- Exercise directions -
Would you transcribe the entries below word for word, omitting all images?

[Data entries for graphics]
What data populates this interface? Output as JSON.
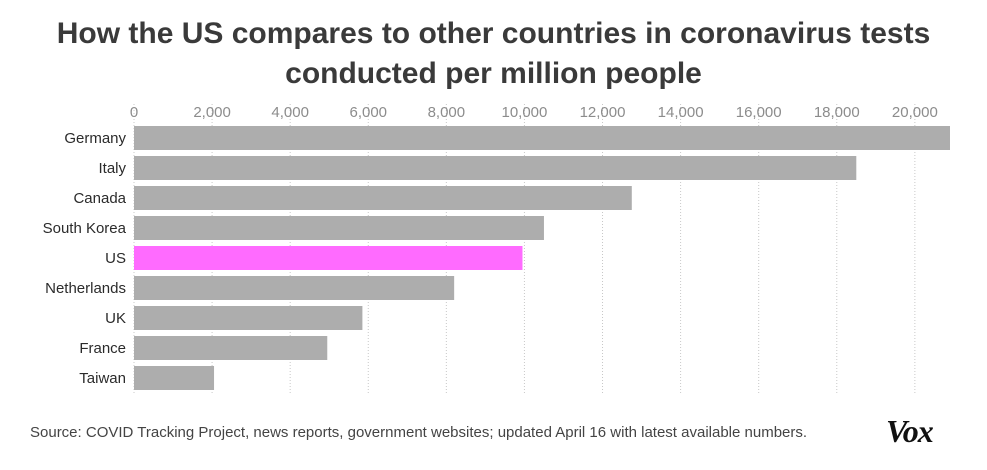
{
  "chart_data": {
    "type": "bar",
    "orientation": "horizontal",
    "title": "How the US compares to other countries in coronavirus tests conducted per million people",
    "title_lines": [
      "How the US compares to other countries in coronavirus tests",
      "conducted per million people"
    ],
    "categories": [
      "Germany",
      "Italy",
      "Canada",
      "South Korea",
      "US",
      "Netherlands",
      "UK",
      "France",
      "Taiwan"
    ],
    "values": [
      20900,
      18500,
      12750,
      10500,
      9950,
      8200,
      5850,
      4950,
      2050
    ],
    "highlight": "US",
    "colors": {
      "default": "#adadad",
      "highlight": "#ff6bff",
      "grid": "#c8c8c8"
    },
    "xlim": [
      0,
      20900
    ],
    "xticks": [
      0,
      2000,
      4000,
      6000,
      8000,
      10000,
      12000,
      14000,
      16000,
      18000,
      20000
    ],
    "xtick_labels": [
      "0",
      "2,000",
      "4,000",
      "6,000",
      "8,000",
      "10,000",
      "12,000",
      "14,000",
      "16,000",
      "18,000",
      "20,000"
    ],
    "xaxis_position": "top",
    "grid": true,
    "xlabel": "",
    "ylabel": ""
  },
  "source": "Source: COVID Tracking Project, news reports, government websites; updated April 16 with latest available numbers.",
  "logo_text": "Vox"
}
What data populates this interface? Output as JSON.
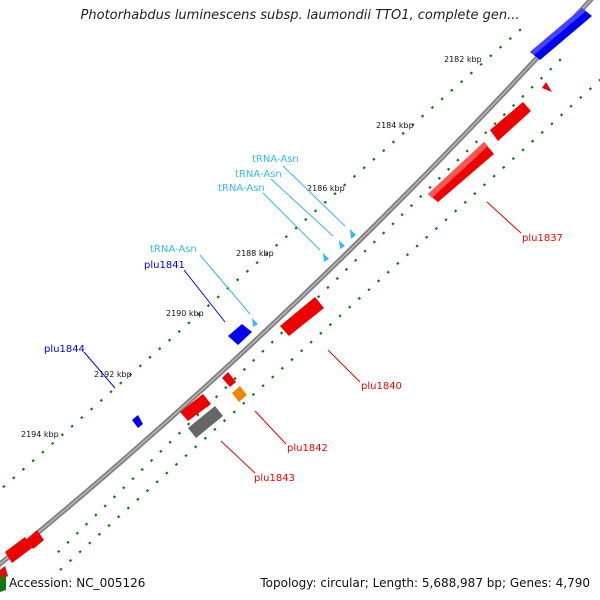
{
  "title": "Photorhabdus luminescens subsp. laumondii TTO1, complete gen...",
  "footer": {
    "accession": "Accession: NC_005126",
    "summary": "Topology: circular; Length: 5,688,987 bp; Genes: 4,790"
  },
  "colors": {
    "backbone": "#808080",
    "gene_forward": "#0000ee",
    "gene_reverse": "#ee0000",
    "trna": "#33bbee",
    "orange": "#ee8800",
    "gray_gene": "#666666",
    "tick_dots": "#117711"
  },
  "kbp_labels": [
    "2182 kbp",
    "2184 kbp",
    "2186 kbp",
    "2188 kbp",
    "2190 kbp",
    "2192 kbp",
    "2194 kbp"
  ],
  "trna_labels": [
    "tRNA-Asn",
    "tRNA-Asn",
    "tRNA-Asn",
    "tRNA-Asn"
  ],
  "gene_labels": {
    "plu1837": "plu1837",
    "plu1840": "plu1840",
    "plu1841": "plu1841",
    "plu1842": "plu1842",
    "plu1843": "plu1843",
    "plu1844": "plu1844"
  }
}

- Problem solution -
What data populates this interface? Output as JSON.
{
  "chart_data": {
    "type": "bar",
    "orientation": "horizontal",
    "title": "How the US compares to other countries in coronavirus tests conducted per million people",
    "title_lines": [
      "How the US compares to other countries in coronavirus tests",
      "conducted per million people"
    ],
    "categories": [
      "Germany",
      "Italy",
      "Canada",
      "South Korea",
      "US",
      "Netherlands",
      "UK",
      "France",
      "Taiwan"
    ],
    "values": [
      20900,
      18500,
      12750,
      10500,
      9950,
      8200,
      5850,
      4950,
      2050
    ],
    "highlight": "US",
    "colors": {
      "default": "#adadad",
      "highlight": "#ff6bff",
      "grid": "#c8c8c8"
    },
    "xlim": [
      0,
      20900
    ],
    "xticks": [
      0,
      2000,
      4000,
      6000,
      8000,
      10000,
      12000,
      14000,
      16000,
      18000,
      20000
    ],
    "xtick_labels": [
      "0",
      "2,000",
      "4,000",
      "6,000",
      "8,000",
      "10,000",
      "12,000",
      "14,000",
      "16,000",
      "18,000",
      "20,000"
    ],
    "xaxis_position": "top",
    "grid": true,
    "xlabel": "",
    "ylabel": ""
  },
  "source": "Source: COVID Tracking Project, news reports, government websites; updated April 16 with latest available numbers.",
  "logo_text": "Vox"
}
What data populates this interface? Output as JSON.
{
  "title": "Photorhabdus luminescens subsp. laumondii TTO1, complete gen...",
  "footer": {
    "accession": "Accession: NC_005126",
    "summary": "Topology: circular; Length: 5,688,987 bp; Genes: 4,790"
  },
  "colors": {
    "backbone": "#808080",
    "gene_forward": "#0000ee",
    "gene_reverse": "#ee0000",
    "trna": "#33bbee",
    "orange": "#ee8800",
    "gray_gene": "#666666",
    "tick_dots": "#117711"
  },
  "kbp_labels": [
    "2182 kbp",
    "2184 kbp",
    "2186 kbp",
    "2188 kbp",
    "2190 kbp",
    "2192 kbp",
    "2194 kbp"
  ],
  "trna_labels": [
    "tRNA-Asn",
    "tRNA-Asn",
    "tRNA-Asn",
    "tRNA-Asn"
  ],
  "gene_labels": {
    "plu1837": "plu1837",
    "plu1840": "plu1840",
    "plu1841": "plu1841",
    "plu1842": "plu1842",
    "plu1843": "plu1843",
    "plu1844": "plu1844"
  }
}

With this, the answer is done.